- Testo fornito:
------------------------

Un antico viaggiatore descrive Algeri come «un covo di grandissimi ladri, riuniti in un organo dal quale, effettuata confusa divisione dei compiti, essi governano». E ancora un altro scrittore, contemporaneo dell’orrore che descrive, la definisce «Il teatro di tutte le crudeltà e il santuario dell’iniquità, che tiene prigionieri, in miserabile schiavitù, centoventimila Cristiani, quasi tutti sudditi del Re di Spagna.»
La loro abitudine di schiavizzare i prigionieri, presi in guerra e durante le azioni corsare, alla fine ha condotto contro questi stati la sacra ostilità dei Cristiani.
Ferdinando il Cattolico, dopo la conquista di Granada, e nonostante fosse preso dalle enormi scoperte di Colombo che stavano dando alla Castiglia e all’Aragona un nuovo mondo, trovò comunque il tempo di effettuare una spedizione in Africa sotto il comandano militare del grande ecclesiastico Cardinale Jimenes.
Si dice che questo valoroso soldato della Chiesa, nell’effettuare la conquista di Oran nel 1509, si prese l’indicibile soddisfazione di liberare oltre trecento schiavi Cristiani.
I successi delle armate spagnole portarono il governo di Algeri a richiedere aiuto al di fuori del paese. In quel periodo, Horuc (Aruj) e Hayradin (Haradin), figli di un vasaio di Lesbo, erano diventati famosi corsari. In un periodo in cui la spada di un avventuriero spesso portava fortune più grandi di quelle che potevano essere ottenute da uno sforzo non violento, loro erano temuti per le loro abilità, il loro coraggio e la loro forza. Algeri chiese aiuto a loro.
I corsari lasciarono il mare per dominare la terraferma o, meglio, con incursioni anfibie presero possesso di Algeri e Tunisi mentre continuavano le loro scorrerie per mare. Il nome di Barbarossa, con cui sono conosciuti fra i Cristiani, è uno dei più terribili della storia moderna.
ll famoso Barbarossa
Infestarono i mari con le loro navi pirata, ed effettuarono scorrerie sulle coste spagnole e italiane fino a che Carlo V fu sollecitato a prendersi l’impegno di sconfiggerli. Le varie forze dei suoi ampi domini furono impiegate in questa nuova crociata.

------------------------

- Righe fornite:
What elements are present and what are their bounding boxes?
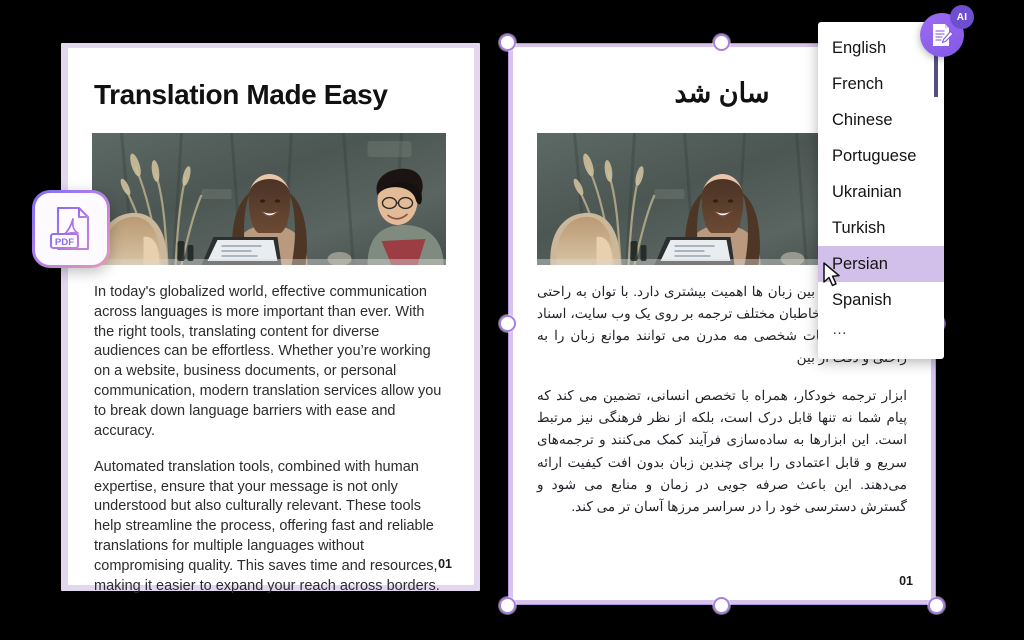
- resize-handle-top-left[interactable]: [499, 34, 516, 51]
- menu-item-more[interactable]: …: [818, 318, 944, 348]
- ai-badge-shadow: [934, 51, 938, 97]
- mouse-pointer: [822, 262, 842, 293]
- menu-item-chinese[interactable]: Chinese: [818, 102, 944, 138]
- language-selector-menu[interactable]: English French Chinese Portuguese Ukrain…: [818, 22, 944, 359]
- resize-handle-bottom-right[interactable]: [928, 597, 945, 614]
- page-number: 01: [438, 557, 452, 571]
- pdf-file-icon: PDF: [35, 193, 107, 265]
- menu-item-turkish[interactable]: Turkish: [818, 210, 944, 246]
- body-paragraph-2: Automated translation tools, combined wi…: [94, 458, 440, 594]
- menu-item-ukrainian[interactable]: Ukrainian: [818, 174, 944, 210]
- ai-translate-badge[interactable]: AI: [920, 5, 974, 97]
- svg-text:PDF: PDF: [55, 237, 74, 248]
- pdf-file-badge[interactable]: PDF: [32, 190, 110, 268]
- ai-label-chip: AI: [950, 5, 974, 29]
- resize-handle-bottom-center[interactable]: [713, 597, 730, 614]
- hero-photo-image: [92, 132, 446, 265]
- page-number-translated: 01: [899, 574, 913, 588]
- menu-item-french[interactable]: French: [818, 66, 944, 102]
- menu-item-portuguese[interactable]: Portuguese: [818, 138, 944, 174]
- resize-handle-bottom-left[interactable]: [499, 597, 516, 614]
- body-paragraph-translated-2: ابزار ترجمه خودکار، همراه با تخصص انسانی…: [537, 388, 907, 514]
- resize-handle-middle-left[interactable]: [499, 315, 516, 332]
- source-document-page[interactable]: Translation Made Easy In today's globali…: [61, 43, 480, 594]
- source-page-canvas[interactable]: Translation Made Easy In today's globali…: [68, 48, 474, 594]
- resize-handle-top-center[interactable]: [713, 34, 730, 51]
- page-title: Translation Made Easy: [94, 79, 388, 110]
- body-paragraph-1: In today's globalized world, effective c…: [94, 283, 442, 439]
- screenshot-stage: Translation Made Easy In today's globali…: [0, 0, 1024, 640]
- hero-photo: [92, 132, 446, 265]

------------------------

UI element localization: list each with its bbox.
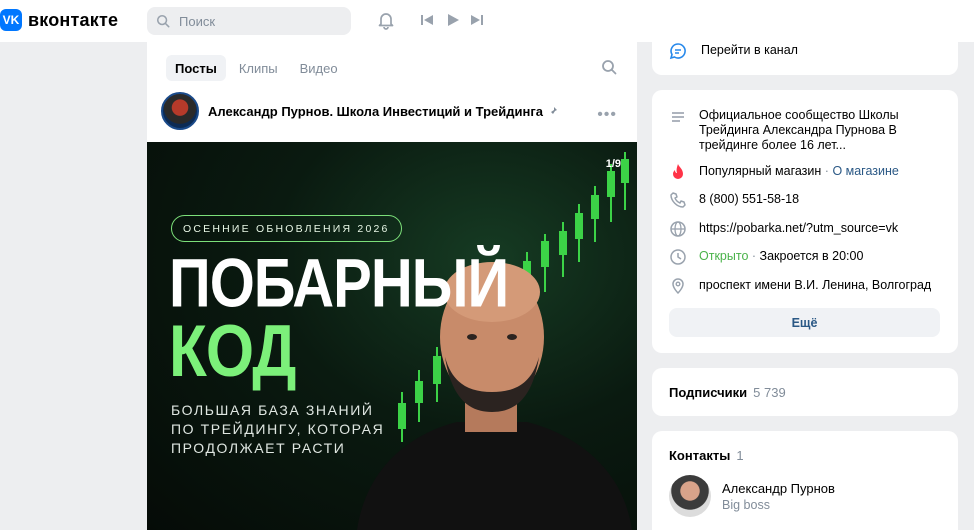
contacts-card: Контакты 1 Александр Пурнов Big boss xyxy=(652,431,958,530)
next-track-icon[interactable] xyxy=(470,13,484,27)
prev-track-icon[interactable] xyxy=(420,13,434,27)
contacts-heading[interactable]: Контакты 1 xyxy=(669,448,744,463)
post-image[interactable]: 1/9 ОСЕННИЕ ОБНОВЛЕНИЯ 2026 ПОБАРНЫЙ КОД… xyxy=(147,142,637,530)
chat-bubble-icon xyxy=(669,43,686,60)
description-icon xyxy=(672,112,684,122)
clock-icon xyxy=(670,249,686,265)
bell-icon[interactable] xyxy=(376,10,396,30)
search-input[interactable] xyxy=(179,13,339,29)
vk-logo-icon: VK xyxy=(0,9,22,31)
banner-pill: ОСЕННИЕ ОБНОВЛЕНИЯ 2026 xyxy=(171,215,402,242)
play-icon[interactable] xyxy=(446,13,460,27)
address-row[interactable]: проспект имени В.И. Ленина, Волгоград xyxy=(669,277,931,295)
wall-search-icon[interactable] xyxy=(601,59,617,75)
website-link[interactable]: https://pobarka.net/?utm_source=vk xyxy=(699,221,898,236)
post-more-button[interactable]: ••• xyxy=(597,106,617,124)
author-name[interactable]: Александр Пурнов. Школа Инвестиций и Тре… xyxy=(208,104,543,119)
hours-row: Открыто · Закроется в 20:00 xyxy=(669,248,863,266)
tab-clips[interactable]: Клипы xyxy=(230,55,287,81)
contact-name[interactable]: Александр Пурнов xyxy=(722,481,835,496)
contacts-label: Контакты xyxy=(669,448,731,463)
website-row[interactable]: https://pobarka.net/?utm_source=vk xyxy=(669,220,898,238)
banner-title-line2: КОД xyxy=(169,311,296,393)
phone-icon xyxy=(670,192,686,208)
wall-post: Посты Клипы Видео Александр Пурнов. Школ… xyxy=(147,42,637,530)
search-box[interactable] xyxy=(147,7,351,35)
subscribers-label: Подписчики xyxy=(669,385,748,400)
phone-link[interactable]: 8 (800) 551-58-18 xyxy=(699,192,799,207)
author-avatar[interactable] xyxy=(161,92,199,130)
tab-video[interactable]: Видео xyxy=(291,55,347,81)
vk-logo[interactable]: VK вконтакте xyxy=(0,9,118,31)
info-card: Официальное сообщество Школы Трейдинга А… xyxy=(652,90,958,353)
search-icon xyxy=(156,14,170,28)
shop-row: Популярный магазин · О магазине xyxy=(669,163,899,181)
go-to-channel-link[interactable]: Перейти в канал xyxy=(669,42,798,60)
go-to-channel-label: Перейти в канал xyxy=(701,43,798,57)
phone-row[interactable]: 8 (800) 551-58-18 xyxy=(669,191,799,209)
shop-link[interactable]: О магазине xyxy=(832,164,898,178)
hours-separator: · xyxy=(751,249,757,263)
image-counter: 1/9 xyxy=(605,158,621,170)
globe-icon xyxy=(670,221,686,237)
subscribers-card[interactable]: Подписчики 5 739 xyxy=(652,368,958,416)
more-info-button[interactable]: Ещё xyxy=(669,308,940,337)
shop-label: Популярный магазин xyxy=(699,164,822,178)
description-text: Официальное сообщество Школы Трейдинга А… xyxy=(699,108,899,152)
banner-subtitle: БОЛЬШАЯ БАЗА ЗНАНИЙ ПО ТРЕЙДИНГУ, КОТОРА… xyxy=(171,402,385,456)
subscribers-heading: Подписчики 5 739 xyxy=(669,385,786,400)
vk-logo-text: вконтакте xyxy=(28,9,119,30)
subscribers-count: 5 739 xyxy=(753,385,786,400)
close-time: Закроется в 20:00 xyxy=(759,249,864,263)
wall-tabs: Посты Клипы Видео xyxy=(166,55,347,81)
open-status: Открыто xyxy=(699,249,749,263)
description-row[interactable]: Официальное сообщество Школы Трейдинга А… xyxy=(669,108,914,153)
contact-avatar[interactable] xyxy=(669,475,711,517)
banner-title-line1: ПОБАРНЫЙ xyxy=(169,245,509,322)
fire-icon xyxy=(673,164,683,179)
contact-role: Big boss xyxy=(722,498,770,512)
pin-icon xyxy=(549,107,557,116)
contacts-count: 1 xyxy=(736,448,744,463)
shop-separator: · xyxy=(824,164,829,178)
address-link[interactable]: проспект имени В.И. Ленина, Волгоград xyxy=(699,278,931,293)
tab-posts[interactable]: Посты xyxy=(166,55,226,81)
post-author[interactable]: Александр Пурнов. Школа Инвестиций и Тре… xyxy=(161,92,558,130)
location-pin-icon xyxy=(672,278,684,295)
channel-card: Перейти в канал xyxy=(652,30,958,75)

------------------------

- Cosa fare:
a: Stampa il passo del testo sui corsari di Algeri da «Si dice che» fino a «trecento schiavi Cristiani.» compreso.
b: Rispondi alle seguenti domande sul testo sui corsari di Algeri:
(i) In quale anno il Cardinale Jimenes conquistò Oran?
(ii) Di chi erano figli Horuc e Hayradin?
(iii) Quale sovrano fu sollecitato a prendersi l'impegno di sconfiggere i corsari?

- Risultati in ordine:
a:
Si dice che questo valoroso soldato della Chiesa, nell’effettuare la conquista di Oran nel 1509, si prese l’indicibile soddisfazione di liberare oltre trecento schiavi Cristiani.

b:
(i) Nel 1509.
(ii) Di un vasaio di Lesbo.
(iii) Carlo V.